# Written exercise
Locate all lines with the word "type" and copy them out.

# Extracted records
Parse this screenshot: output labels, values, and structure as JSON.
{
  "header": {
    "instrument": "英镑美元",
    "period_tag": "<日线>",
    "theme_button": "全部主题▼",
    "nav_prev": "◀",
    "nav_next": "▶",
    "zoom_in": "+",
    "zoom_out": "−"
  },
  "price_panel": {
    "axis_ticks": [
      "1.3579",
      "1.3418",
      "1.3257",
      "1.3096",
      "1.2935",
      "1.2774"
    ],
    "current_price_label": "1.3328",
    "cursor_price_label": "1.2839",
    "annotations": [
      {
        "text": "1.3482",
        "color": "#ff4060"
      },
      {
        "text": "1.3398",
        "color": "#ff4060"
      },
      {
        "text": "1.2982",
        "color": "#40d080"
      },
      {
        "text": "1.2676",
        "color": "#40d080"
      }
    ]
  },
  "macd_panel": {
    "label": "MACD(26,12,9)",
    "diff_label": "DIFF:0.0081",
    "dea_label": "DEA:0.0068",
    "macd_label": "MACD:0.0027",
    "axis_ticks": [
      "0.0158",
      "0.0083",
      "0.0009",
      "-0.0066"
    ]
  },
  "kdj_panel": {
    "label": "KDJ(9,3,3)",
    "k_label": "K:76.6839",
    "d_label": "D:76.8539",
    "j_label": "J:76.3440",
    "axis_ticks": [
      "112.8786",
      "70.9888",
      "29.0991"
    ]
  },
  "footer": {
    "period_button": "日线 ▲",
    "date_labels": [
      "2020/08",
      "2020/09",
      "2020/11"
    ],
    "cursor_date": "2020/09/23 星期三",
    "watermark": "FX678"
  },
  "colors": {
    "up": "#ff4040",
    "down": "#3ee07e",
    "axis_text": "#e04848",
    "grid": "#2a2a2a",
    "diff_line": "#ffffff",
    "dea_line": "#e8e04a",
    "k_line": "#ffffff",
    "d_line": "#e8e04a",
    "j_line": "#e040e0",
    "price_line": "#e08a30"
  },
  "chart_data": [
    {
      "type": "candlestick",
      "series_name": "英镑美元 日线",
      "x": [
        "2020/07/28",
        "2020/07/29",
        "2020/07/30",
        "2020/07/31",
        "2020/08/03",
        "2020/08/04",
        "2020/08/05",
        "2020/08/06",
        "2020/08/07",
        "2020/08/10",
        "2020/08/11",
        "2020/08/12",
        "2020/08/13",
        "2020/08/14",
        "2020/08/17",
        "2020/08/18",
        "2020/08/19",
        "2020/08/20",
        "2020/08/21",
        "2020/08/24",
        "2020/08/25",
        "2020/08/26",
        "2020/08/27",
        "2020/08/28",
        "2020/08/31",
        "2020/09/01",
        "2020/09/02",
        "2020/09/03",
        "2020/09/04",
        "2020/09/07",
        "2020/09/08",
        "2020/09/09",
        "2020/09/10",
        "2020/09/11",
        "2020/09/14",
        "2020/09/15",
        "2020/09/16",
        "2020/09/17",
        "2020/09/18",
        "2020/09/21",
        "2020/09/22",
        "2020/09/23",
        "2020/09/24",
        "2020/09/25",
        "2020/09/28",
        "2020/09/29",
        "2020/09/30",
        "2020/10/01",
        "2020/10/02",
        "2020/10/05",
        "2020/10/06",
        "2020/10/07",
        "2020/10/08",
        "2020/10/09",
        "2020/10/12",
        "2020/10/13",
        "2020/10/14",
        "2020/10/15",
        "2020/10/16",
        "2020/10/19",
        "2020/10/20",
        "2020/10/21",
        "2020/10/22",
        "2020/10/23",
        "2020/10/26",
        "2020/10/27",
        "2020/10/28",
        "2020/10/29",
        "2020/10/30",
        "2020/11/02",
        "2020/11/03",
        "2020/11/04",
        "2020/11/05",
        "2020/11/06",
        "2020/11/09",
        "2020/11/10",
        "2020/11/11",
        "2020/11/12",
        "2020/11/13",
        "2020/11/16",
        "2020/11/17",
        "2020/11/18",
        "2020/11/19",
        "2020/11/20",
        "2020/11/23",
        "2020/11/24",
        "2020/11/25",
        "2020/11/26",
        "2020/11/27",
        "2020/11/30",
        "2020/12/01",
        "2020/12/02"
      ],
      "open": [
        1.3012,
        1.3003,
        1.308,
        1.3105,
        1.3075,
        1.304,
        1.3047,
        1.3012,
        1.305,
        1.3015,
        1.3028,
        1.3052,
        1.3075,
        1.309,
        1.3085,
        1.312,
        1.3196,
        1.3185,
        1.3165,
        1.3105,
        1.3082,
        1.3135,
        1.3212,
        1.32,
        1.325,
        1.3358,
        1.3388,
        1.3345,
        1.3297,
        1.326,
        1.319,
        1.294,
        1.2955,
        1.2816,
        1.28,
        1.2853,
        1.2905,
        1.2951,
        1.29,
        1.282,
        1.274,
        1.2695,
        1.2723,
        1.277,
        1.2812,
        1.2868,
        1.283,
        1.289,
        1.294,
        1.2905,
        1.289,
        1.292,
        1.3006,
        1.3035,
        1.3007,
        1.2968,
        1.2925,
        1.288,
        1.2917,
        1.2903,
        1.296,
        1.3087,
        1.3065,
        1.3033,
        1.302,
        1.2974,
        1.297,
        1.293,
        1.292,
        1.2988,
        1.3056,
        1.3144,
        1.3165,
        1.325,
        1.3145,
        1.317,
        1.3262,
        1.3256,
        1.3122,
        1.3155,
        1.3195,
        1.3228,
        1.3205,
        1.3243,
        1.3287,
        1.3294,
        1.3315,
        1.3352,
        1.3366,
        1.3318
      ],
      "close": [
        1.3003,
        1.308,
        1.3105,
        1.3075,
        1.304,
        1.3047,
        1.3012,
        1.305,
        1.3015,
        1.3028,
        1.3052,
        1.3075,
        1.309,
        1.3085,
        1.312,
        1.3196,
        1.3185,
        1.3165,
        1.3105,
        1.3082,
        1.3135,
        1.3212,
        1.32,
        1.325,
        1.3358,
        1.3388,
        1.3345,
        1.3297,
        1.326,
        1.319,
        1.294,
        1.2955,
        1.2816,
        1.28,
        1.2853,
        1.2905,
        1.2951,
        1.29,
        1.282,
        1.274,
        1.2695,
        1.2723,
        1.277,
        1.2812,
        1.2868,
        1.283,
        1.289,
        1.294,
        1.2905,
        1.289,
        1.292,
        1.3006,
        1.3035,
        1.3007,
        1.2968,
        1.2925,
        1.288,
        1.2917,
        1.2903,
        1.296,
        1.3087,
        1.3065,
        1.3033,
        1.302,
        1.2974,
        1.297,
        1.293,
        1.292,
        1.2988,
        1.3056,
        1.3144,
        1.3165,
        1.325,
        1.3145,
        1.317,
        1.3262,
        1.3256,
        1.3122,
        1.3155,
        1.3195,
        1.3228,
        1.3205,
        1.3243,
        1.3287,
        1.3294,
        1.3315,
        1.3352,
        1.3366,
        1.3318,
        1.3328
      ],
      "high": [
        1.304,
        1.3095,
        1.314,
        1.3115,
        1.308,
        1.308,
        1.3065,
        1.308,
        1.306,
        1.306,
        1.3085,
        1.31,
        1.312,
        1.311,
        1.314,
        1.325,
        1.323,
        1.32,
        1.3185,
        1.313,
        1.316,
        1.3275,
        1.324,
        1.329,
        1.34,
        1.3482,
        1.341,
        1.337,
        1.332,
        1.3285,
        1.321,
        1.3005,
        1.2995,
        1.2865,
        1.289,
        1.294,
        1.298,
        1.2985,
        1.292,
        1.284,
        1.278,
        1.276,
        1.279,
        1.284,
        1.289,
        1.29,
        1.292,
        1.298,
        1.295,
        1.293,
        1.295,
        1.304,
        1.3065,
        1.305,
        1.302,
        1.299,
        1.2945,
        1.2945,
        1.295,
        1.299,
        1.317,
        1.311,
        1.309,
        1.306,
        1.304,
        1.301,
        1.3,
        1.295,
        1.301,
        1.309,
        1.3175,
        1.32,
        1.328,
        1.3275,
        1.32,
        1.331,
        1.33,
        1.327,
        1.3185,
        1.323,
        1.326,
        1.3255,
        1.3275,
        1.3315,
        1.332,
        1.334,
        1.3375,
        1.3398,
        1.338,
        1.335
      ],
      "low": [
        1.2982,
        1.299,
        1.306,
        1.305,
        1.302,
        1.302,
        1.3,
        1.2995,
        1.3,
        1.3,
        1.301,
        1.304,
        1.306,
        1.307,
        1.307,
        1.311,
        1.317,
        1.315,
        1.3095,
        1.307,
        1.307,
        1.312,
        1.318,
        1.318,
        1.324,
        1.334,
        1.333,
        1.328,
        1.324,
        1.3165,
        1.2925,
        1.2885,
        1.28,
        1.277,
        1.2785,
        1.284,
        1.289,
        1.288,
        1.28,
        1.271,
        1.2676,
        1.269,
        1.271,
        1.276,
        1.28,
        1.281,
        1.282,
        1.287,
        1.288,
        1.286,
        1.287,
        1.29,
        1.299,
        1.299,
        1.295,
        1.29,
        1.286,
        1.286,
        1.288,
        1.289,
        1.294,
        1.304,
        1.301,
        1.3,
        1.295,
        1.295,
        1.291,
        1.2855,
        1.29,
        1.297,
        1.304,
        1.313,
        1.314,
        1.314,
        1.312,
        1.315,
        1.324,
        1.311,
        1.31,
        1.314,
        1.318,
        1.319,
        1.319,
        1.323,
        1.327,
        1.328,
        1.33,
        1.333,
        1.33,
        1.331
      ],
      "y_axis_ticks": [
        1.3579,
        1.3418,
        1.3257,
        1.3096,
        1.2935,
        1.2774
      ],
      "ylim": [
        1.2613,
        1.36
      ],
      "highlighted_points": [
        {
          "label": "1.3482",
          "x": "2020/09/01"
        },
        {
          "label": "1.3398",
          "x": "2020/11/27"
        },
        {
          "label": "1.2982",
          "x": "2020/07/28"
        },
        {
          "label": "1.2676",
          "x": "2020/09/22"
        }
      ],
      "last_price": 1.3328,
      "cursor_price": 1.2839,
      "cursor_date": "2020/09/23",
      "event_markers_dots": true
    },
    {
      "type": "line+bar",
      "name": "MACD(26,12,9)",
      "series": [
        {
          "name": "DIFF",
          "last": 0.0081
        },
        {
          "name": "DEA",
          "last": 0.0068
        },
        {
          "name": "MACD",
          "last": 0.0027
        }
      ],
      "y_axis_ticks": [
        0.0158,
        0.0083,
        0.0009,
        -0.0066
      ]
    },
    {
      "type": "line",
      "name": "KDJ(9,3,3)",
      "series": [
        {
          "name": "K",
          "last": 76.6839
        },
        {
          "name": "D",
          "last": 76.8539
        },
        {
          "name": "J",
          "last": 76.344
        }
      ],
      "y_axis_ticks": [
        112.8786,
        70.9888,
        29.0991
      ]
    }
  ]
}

# Task result
      "type": "candlestick",
      "type": "line+bar",
      "type": "line",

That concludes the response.